# [Given exercise]
All the data should be repeated exactly. Any image in it is left out.

[Data items]
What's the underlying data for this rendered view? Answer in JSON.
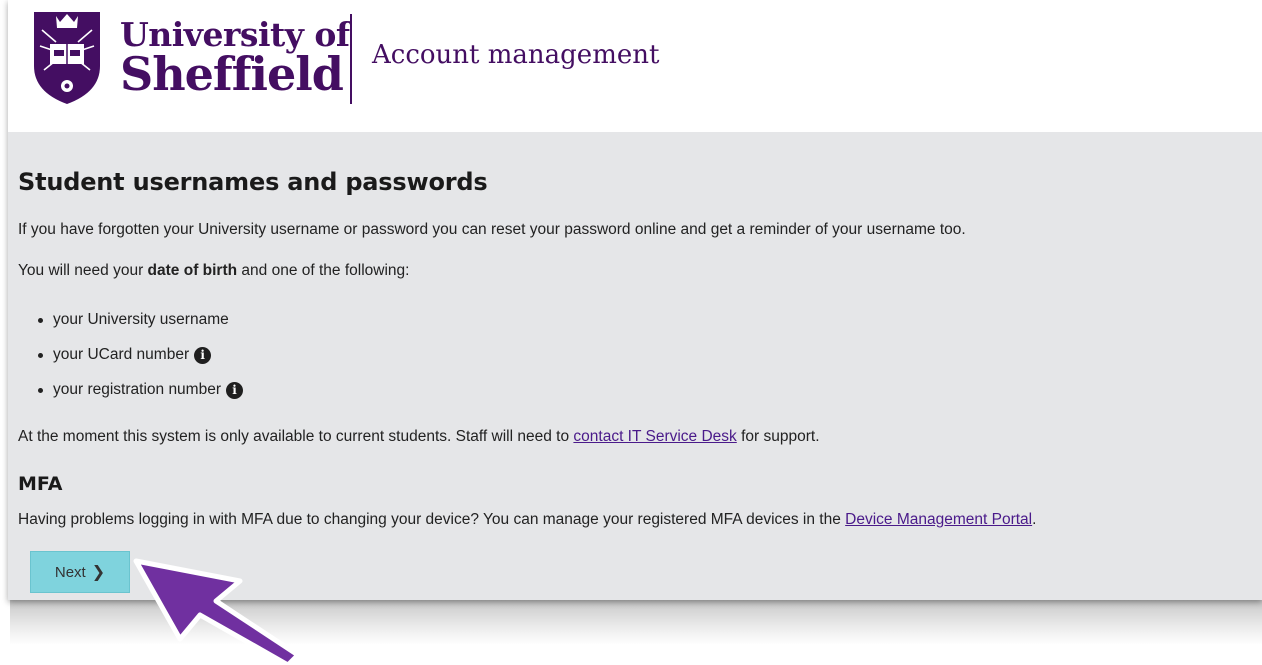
{
  "header": {
    "university_line1": "University of",
    "university_line2": "Sheffield",
    "site_title": "Account management"
  },
  "main": {
    "heading": "Student usernames and passwords",
    "intro": "If you have forgotten your University username or password you can reset your password online and get a reminder of your username too.",
    "need_prefix": "You will need your ",
    "need_bold": "date of birth",
    "need_suffix": " and one of the following:",
    "list": [
      "your University username",
      "your UCard number",
      "your registration number"
    ],
    "availability_prefix": "At the moment this system is only available to current students. Staff will need to ",
    "availability_link": "contact IT Service Desk",
    "availability_suffix": " for support.",
    "mfa_heading": "MFA",
    "mfa_prefix": "Having problems logging in with MFA due to changing your device? You can manage your registered MFA devices in the ",
    "mfa_link": "Device Management Portal",
    "mfa_suffix": ".",
    "next_label": "Next"
  },
  "colors": {
    "brand_purple": "#440e62",
    "button_teal": "#7fd3dd",
    "arrow_purple": "#7030a0",
    "page_background": "#e5e6e8"
  },
  "icons": {
    "info": "info-circle-icon",
    "next": "chevron-right-icon",
    "pointer": "pointer-arrow-icon",
    "crest": "university-crest-icon"
  }
}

# [The solution]
What's the underlying data for this rendered view? Answer in JSON.
{
  "header": {
    "university_line1": "University of",
    "university_line2": "Sheffield",
    "site_title": "Account management"
  },
  "main": {
    "heading": "Student usernames and passwords",
    "intro": "If you have forgotten your University username or password you can reset your password online and get a reminder of your username too.",
    "need_prefix": "You will need your ",
    "need_bold": "date of birth",
    "need_suffix": " and one of the following:",
    "list": [
      "your University username",
      "your UCard number",
      "your registration number"
    ],
    "availability_prefix": "At the moment this system is only available to current students. Staff will need to ",
    "availability_link": "contact IT Service Desk",
    "availability_suffix": " for support.",
    "mfa_heading": "MFA",
    "mfa_prefix": "Having problems logging in with MFA due to changing your device? You can manage your registered MFA devices in the ",
    "mfa_link": "Device Management Portal",
    "mfa_suffix": ".",
    "next_label": "Next"
  },
  "colors": {
    "brand_purple": "#440e62",
    "button_teal": "#7fd3dd",
    "arrow_purple": "#7030a0",
    "page_background": "#e5e6e8"
  },
  "icons": {
    "info": "info-circle-icon",
    "next": "chevron-right-icon",
    "pointer": "pointer-arrow-icon",
    "crest": "university-crest-icon"
  }
}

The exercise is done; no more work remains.